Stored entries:
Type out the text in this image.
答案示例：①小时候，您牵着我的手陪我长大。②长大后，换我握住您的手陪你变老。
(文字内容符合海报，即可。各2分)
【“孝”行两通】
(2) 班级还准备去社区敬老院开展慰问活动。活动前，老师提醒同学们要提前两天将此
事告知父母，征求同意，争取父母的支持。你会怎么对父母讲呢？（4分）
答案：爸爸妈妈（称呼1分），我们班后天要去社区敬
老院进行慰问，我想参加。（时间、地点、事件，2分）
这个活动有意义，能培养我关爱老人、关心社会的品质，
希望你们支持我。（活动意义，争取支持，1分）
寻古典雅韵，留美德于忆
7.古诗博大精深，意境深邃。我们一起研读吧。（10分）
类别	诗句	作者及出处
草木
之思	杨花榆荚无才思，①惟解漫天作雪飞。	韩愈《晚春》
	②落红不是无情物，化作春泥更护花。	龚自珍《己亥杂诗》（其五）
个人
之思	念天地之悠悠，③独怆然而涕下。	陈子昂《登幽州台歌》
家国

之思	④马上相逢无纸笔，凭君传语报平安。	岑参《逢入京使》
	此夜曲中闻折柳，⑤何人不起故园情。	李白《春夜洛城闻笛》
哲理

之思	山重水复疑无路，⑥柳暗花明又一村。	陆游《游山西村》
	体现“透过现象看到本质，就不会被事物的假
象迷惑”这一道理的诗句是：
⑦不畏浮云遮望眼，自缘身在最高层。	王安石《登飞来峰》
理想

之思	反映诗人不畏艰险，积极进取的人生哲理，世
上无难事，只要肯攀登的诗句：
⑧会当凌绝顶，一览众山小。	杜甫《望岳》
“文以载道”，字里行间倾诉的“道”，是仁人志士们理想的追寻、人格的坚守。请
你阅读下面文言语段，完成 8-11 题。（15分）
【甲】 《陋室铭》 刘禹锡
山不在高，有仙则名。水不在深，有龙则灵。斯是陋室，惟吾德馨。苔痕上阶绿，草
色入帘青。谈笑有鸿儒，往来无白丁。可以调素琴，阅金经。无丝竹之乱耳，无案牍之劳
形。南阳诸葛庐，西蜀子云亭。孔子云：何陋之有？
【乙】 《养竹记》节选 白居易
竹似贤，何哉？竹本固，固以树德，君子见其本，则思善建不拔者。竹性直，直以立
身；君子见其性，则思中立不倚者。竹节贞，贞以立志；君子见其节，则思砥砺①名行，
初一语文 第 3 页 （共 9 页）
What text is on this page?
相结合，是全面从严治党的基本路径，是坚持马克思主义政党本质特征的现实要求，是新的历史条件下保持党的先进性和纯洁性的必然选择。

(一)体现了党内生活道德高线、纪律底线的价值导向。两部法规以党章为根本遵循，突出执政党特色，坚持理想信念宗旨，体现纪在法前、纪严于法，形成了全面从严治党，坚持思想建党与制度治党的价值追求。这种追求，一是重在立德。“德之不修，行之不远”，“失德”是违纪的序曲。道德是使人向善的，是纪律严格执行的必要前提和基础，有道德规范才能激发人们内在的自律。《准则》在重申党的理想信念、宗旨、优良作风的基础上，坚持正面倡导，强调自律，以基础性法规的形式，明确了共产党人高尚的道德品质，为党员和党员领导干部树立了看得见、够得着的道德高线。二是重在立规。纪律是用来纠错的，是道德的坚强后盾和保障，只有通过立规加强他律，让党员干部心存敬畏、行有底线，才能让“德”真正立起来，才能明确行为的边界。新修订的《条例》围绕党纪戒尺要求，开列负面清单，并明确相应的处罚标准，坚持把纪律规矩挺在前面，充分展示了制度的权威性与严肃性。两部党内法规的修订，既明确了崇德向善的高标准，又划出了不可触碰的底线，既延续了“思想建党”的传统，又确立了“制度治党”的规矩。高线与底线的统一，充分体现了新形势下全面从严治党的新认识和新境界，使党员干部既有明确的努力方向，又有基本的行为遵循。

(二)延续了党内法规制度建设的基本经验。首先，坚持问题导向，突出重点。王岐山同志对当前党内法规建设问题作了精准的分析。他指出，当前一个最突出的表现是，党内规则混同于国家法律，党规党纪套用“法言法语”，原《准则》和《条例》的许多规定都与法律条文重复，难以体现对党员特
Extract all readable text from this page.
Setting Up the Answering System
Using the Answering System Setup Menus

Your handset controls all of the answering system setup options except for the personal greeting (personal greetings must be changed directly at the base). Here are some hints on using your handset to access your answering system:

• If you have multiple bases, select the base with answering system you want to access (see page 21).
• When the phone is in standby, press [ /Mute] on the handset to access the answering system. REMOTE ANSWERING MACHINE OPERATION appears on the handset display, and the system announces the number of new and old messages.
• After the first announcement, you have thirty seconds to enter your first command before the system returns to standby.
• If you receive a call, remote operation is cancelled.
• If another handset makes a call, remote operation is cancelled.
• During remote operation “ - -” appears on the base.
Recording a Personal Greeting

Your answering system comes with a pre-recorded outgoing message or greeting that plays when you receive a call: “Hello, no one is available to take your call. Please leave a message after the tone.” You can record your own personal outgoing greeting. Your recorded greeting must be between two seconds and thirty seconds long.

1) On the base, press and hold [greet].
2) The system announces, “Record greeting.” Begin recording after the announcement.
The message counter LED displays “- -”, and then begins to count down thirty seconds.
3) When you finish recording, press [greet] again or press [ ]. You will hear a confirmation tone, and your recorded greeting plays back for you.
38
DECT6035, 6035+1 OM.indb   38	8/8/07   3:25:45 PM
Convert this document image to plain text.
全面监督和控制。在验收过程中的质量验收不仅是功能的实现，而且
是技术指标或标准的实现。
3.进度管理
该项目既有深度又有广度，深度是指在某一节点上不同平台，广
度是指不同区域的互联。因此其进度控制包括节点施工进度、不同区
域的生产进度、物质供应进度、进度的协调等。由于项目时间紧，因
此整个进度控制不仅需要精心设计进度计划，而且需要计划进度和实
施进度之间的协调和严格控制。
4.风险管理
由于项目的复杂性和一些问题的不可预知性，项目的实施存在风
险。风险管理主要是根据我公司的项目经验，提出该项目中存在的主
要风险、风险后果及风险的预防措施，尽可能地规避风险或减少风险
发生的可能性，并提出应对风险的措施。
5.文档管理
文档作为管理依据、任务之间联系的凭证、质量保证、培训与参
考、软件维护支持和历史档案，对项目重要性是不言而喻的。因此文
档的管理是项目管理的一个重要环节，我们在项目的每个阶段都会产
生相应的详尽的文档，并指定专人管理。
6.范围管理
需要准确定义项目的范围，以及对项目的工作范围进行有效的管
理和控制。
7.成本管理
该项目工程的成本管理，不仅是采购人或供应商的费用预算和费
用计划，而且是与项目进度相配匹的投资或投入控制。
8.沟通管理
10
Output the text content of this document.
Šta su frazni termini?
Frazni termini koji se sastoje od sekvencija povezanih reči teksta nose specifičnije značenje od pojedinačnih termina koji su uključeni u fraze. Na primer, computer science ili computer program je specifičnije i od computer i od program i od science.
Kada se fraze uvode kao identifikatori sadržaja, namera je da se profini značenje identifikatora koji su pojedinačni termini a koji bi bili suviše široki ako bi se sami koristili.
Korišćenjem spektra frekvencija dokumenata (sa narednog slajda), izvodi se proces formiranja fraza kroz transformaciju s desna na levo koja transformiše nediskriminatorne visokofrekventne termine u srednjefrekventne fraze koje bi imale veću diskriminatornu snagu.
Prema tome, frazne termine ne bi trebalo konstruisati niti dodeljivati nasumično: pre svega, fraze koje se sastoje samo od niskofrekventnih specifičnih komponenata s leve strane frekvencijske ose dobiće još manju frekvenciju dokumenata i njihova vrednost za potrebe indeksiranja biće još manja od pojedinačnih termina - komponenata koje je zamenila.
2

The request:
Go through the records above and set each one down exactly, please.

Output of the exercise:
Type out the text in this image.
答案示例：①小时候，您牵着我的手陪我长大。②长大后，换我握住您的手陪你变老。
(文字内容符合海报，即可。各2分)
【“孝”行两通】
(2) 班级还准备去社区敬老院开展慰问活动。活动前，老师提醒同学们要提前两天将此
事告知父母，征求同意，争取父母的支持。你会怎么对父母讲呢？（4分）
答案：爸爸妈妈（称呼1分），我们班后天要去社区敬
老院进行慰问，我想参加。（时间、地点、事件，2分）
这个活动有意义，能培养我关爱老人、关心社会的品质，
希望你们支持我。（活动意义，争取支持，1分）
寻古典雅韵，留美德于忆
7.古诗博大精深，意境深邃。我们一起研读吧。（10分）
类别	诗句	作者及出处
草木
之思	杨花榆荚无才思，①惟解漫天作雪飞。	韩愈《晚春》
	②落红不是无情物，化作春泥更护花。	龚自珍《己亥杂诗》（其五）
个人
之思	念天地之悠悠，③独怆然而涕下。	陈子昂《登幽州台歌》
家国

之思	④马上相逢无纸笔，凭君传语报平安。	岑参《逢入京使》
	此夜曲中闻折柳，⑤何人不起故园情。	李白《春夜洛城闻笛》
哲理

之思	山重水复疑无路，⑥柳暗花明又一村。	陆游《游山西村》
	体现“透过现象看到本质，就不会被事物的假
象迷惑”这一道理的诗句是：
⑦不畏浮云遮望眼，自缘身在最高层。	王安石《登飞来峰》
理想

之思	反映诗人不畏艰险，积极进取的人生哲理，世
上无难事，只要肯攀登的诗句：
⑧会当凌绝顶，一览众山小。	杜甫《望岳》
“文以载道”，字里行间倾诉的“道”，是仁人志士们理想的追寻、人格的坚守。请
你阅读下面文言语段，完成 8-11 题。（15分）
【甲】 《陋室铭》 刘禹锡
山不在高，有仙则名。水不在深，有龙则灵。斯是陋室，惟吾德馨。苔痕上阶绿，草
色入帘青。谈笑有鸿儒，往来无白丁。可以调素琴，阅金经。无丝竹之乱耳，无案牍之劳
形。南阳诸葛庐，西蜀子云亭。孔子云：何陋之有？
【乙】 《养竹记》节选 白居易
竹似贤，何哉？竹本固，固以树德，君子见其本，则思善建不拔者。竹性直，直以立
身；君子见其性，则思中立不倚者。竹节贞，贞以立志；君子见其节，则思砥砺①名行，
初一语文 第 3 页 （共 9 页）
What text is on this page?
相结合，是全面从严治党的基本路径，是坚持马克思主义政党本质特征的现实要求，是新的历史条件下保持党的先进性和纯洁性的必然选择。

(一)体现了党内生活道德高线、纪律底线的价值导向。两部法规以党章为根本遵循，突出执政党特色，坚持理想信念宗旨，体现纪在法前、纪严于法，形成了全面从严治党，坚持思想建党与制度治党的价值追求。这种追求，一是重在立德。“德之不修，行之不远”，“失德”是违纪的序曲。道德是使人向善的，是纪律严格执行的必要前提和基础，有道德规范才能激发人们内在的自律。《准则》在重申党的理想信念、宗旨、优良作风的基础上，坚持正面倡导，强调自律，以基础性法规的形式，明确了共产党人高尚的道德品质，为党员和党员领导干部树立了看得见、够得着的道德高线。二是重在立规。纪律是用来纠错的，是道德的坚强后盾和保障，只有通过立规加强他律，让党员干部心存敬畏、行有底线，才能让“德”真正立起来，才能明确行为的边界。新修订的《条例》围绕党纪戒尺要求，开列负面清单，并明确相应的处罚标准，坚持把纪律规矩挺在前面，充分展示了制度的权威性与严肃性。两部党内法规的修订，既明确了崇德向善的高标准，又划出了不可触碰的底线，既延续了“思想建党”的传统，又确立了“制度治党”的规矩。高线与底线的统一，充分体现了新形势下全面从严治党的新认识和新境界，使党员干部既有明确的努力方向，又有基本的行为遵循。

(二)延续了党内法规制度建设的基本经验。首先，坚持问题导向，突出重点。王岐山同志对当前党内法规建设问题作了精准的分析。他指出，当前一个最突出的表现是，党内规则混同于国家法律，党规党纪套用“法言法语”，原《准则》和《条例》的许多规定都与法律条文重复，难以体现对党员特
Extract all readable text from this page.
Setting Up the Answering System
Using the Answering System Setup Menus

Your handset controls all of the answering system setup options except for the personal greeting (personal greetings must be changed directly at the base). Here are some hints on using your handset to access your answering system:

• If you have multiple bases, select the base with answering system you want to access (see page 21).
• When the phone is in standby, press [ /Mute] on the handset to access the answering system. REMOTE ANSWERING MACHINE OPERATION appears on the handset display, and the system announces the number of new and old messages.
• After the first announcement, you have thirty seconds to enter your first command before the system returns to standby.
• If you receive a call, remote operation is cancelled.
• If another handset makes a call, remote operation is cancelled.
• During remote operation “ - -” appears on the base.
Recording a Personal Greeting

Your answering system comes with a pre-recorded outgoing message or greeting that plays when you receive a call: “Hello, no one is available to take your call. Please leave a message after the tone.” You can record your own personal outgoing greeting. Your recorded greeting must be between two seconds and thirty seconds long.

1) On the base, press and hold [greet].
2) The system announces, “Record greeting.” Begin recording after the announcement.
The message counter LED displays “- -”, and then begins to count down thirty seconds.
3) When you finish recording, press [greet] again or press [ ]. You will hear a confirmation tone, and your recorded greeting plays back for you.
38
DECT6035, 6035+1 OM.indb   38	8/8/07   3:25:45 PM
Convert this document image to plain text.
全面监督和控制。在验收过程中的质量验收不仅是功能的实现，而且
是技术指标或标准的实现。
3.进度管理
该项目既有深度又有广度，深度是指在某一节点上不同平台，广
度是指不同区域的互联。因此其进度控制包括节点施工进度、不同区
域的生产进度、物质供应进度、进度的协调等。由于项目时间紧，因
此整个进度控制不仅需要精心设计进度计划，而且需要计划进度和实
施进度之间的协调和严格控制。
4.风险管理
由于项目的复杂性和一些问题的不可预知性，项目的实施存在风
险。风险管理主要是根据我公司的项目经验，提出该项目中存在的主
要风险、风险后果及风险的预防措施，尽可能地规避风险或减少风险
发生的可能性，并提出应对风险的措施。
5.文档管理
文档作为管理依据、任务之间联系的凭证、质量保证、培训与参
考、软件维护支持和历史档案，对项目重要性是不言而喻的。因此文
档的管理是项目管理的一个重要环节，我们在项目的每个阶段都会产
生相应的详尽的文档，并指定专人管理。
6.范围管理
需要准确定义项目的范围，以及对项目的工作范围进行有效的管
理和控制。
7.成本管理
该项目工程的成本管理，不仅是采购人或供应商的费用预算和费
用计划，而且是与项目进度相配匹的投资或投入控制。
8.沟通管理
10
Output the text content of this document.
Šta su frazni termini?
Frazni termini koji se sastoje od sekvencija povezanih reči teksta nose specifičnije značenje od pojedinačnih termina koji su uključeni u fraze. Na primer, computer science ili computer program je specifičnije i od computer i od program i od science.
Kada se fraze uvode kao identifikatori sadržaja, namera je da se profini značenje identifikatora koji su pojedinačni termini a koji bi bili suviše široki ako bi se sami koristili.
Korišćenjem spektra frekvencija dokumenata (sa narednog slajda), izvodi se proces formiranja fraza kroz transformaciju s desna na levo koja transformiše nediskriminatorne visokofrekventne termine u srednjefrekventne fraze koje bi imale veću diskriminatornu snagu.
Prema tome, frazne termine ne bi trebalo konstruisati niti dodeljivati nasumično: pre svega, fraze koje se sastoje samo od niskofrekventnih specifičnih komponenata s leve strane frekvencijske ose dobiće još manju frekvenciju dokumenata i njihova vrednost za potrebe indeksiranja biće još manja od pojedinačnih termina - komponenata koje je zamenila.
2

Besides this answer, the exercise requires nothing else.